[Exercise]
Look through the data below and count each line where the word "HETEROZYGOTES" appears. Reply with the count alone.

[Extracted records]

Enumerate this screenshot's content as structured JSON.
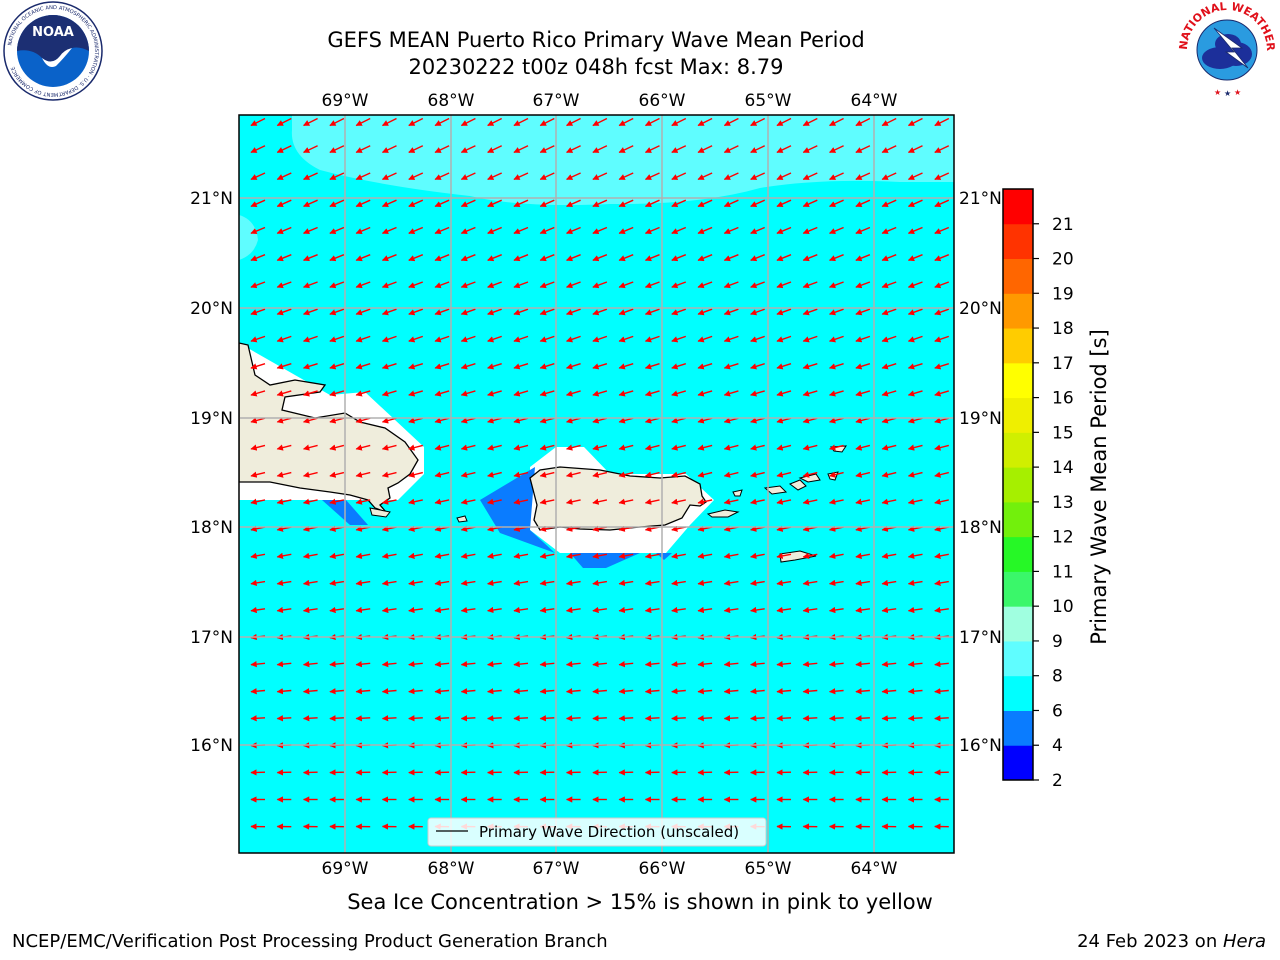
{
  "header": {
    "title_line1": "GEFS MEAN Puerto Rico Primary Wave Mean Period",
    "title_line2": "20230222 t00z 048h fcst   Max: 8.79"
  },
  "logos": {
    "noaa_text": "NOAA",
    "noaa_ring_text": "NATIONAL OCEANIC AND ATMOSPHERIC ADMINISTRATION · U.S. DEPARTMENT OF COMMERCE",
    "nws_ring_text": "NATIONAL WEATHER SERVICE"
  },
  "map": {
    "lon_labels": [
      "69°W",
      "68°W",
      "67°W",
      "66°W",
      "65°W",
      "64°W"
    ],
    "lat_labels": [
      "21°N",
      "20°N",
      "19°N",
      "18°N",
      "17°N",
      "16°N"
    ],
    "legend_label": "Primary Wave Direction (unscaled)",
    "arrow_color": "#ff0000",
    "ocean_color": "#00ffff",
    "land_color": "#efeddc"
  },
  "colorbar": {
    "label": "Primary Wave Mean Period [s]",
    "ticks": [
      "2",
      "4",
      "6",
      "8",
      "9",
      "10",
      "11",
      "12",
      "13",
      "14",
      "15",
      "16",
      "17",
      "18",
      "19",
      "20",
      "21"
    ],
    "colors": [
      "#0000ff",
      "#0a7cff",
      "#00ffff",
      "#5ffdff",
      "#a0ffe0",
      "#3af76a",
      "#26f826",
      "#72f00c",
      "#a6ef00",
      "#d0ef00",
      "#efef00",
      "#ffff00",
      "#ffcc00",
      "#ff9900",
      "#ff6600",
      "#ff3300",
      "#ff0000"
    ]
  },
  "notes": {
    "sea_ice": "Sea Ice Concentration > 15% is shown in pink to yellow"
  },
  "footer": {
    "left": "NCEP/EMC/Verification Post Processing Product Generation Branch",
    "date": "24 Feb 2023 on ",
    "host": "Hera"
  }
}
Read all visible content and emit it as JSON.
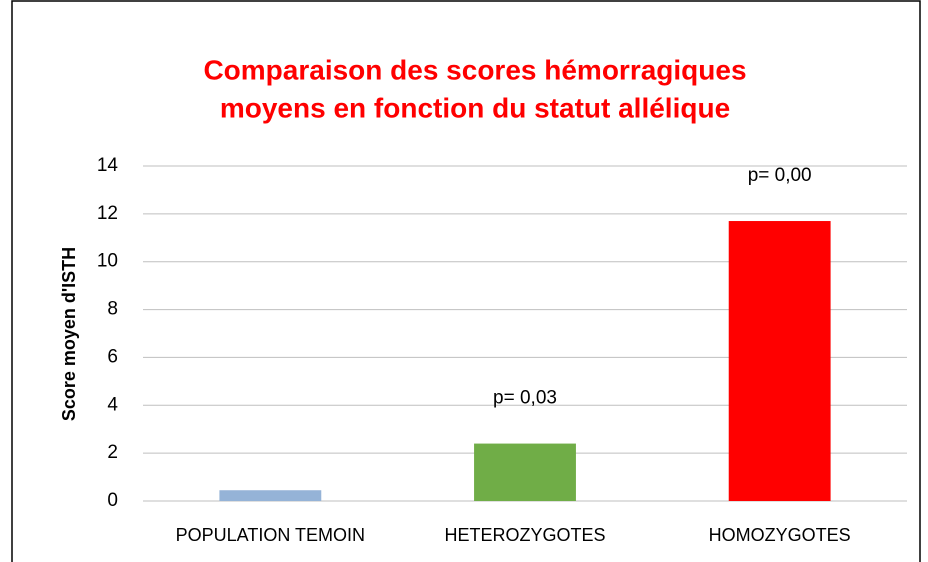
{
  "chart_data": {
    "type": "bar",
    "title": [
      "Comparaison des scores hémorragiques",
      "moyens en fonction du statut allélique"
    ],
    "y_label": "Score moyen d'ISTH",
    "categories": [
      "POPULATION TEMOIN",
      "HETEROZYGOTES",
      "HOMOZYGOTES"
    ],
    "values": [
      0.45,
      2.4,
      11.7
    ],
    "colors": [
      "#95b3d7",
      "#70ad47",
      "#ff0000"
    ],
    "annotations": [
      {
        "category": "HETEROZYGOTES",
        "text": "p= 0,03"
      },
      {
        "category": "HOMOZYGOTES",
        "text": "p= 0,00"
      }
    ],
    "ylim": [
      0,
      14
    ],
    "yticks": [
      0,
      2,
      4,
      6,
      8,
      10,
      12,
      14
    ],
    "grid": true
  }
}
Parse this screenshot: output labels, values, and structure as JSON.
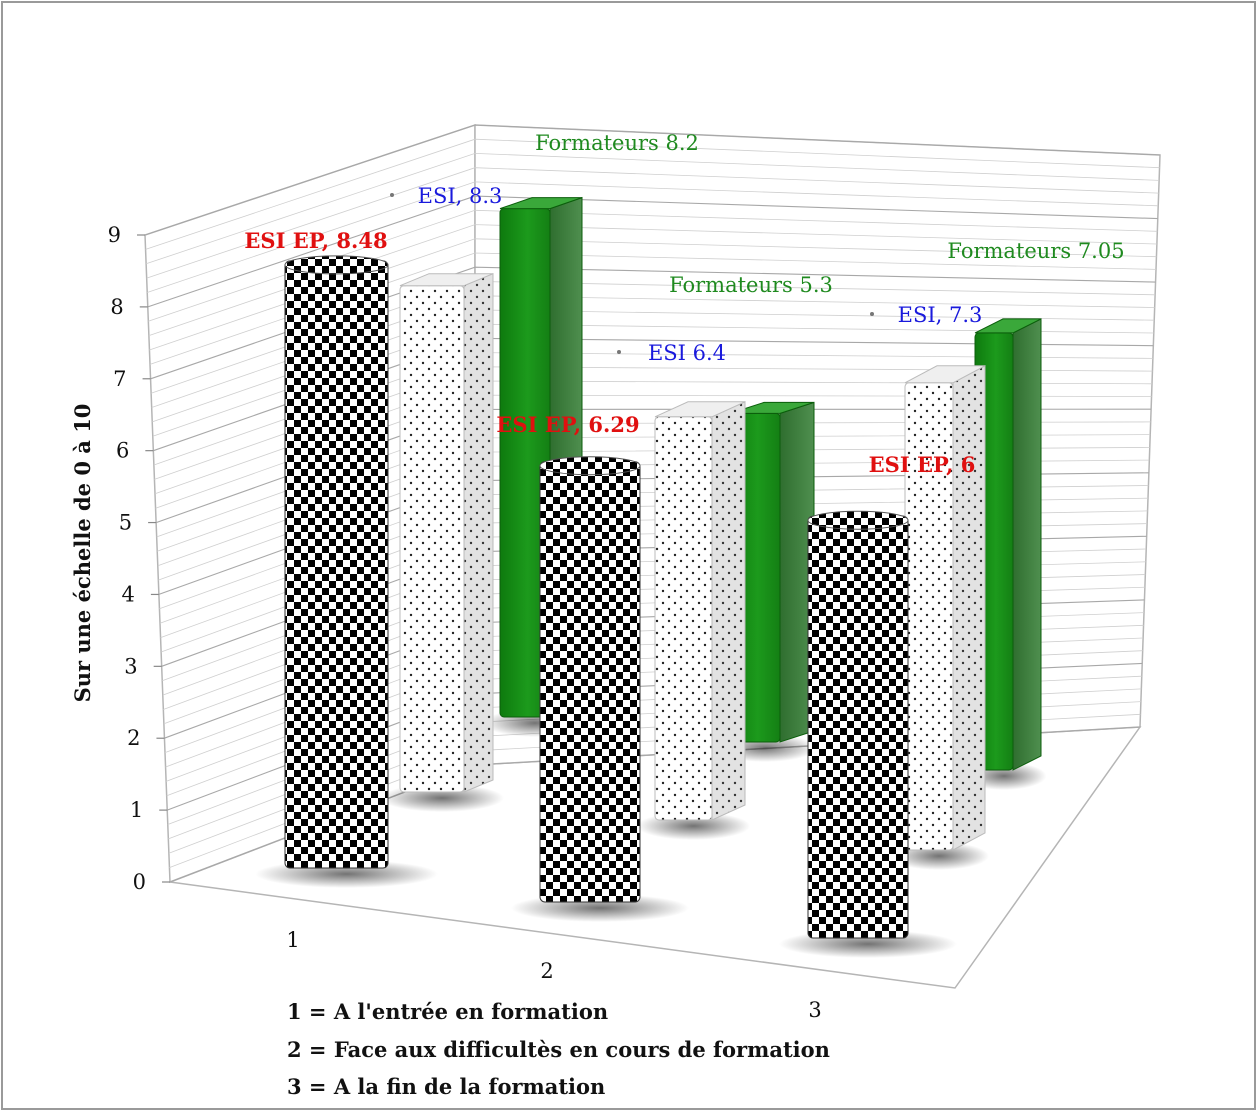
{
  "chart_data": {
    "type": "bar",
    "style": "3d-clustered-column",
    "categories": [
      "1",
      "2",
      "3"
    ],
    "ylabel": "Sur une échelle de 0 à 10",
    "ylim": [
      0,
      9
    ],
    "yticks": [
      "0",
      "1",
      "2",
      "3",
      "4",
      "5",
      "6",
      "7",
      "8",
      "9"
    ],
    "grid": true,
    "series": [
      {
        "key": "esi-ep",
        "values": [
          8.48,
          6.29,
          6
        ],
        "labels": [
          "ESI EP, 8.48",
          "ESI EP, 6.29",
          "ESI EP, 6"
        ],
        "label_color": "#e01010",
        "pattern": "checkerboard"
      },
      {
        "key": "esi",
        "values": [
          8.3,
          6.4,
          7.3
        ],
        "labels": [
          "ESI, 8.3",
          "ESI 6.4",
          "ESI, 7.3"
        ],
        "label_color": "#1a1adc",
        "pattern": "dots"
      },
      {
        "key": "formateurs",
        "values": [
          8.2,
          5.3,
          7.05
        ],
        "labels": [
          "Formateurs 8.2",
          "Formateurs 5.3",
          "Formateurs 7.05"
        ],
        "label_color": "#1f8a1f",
        "color": "#1f8f1f"
      }
    ],
    "notes": [
      "1 = A l'entrée en formation",
      "2 = Face aux difficultès en cours de formation",
      "3 = A la fin de la formation"
    ]
  }
}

[Full output]
2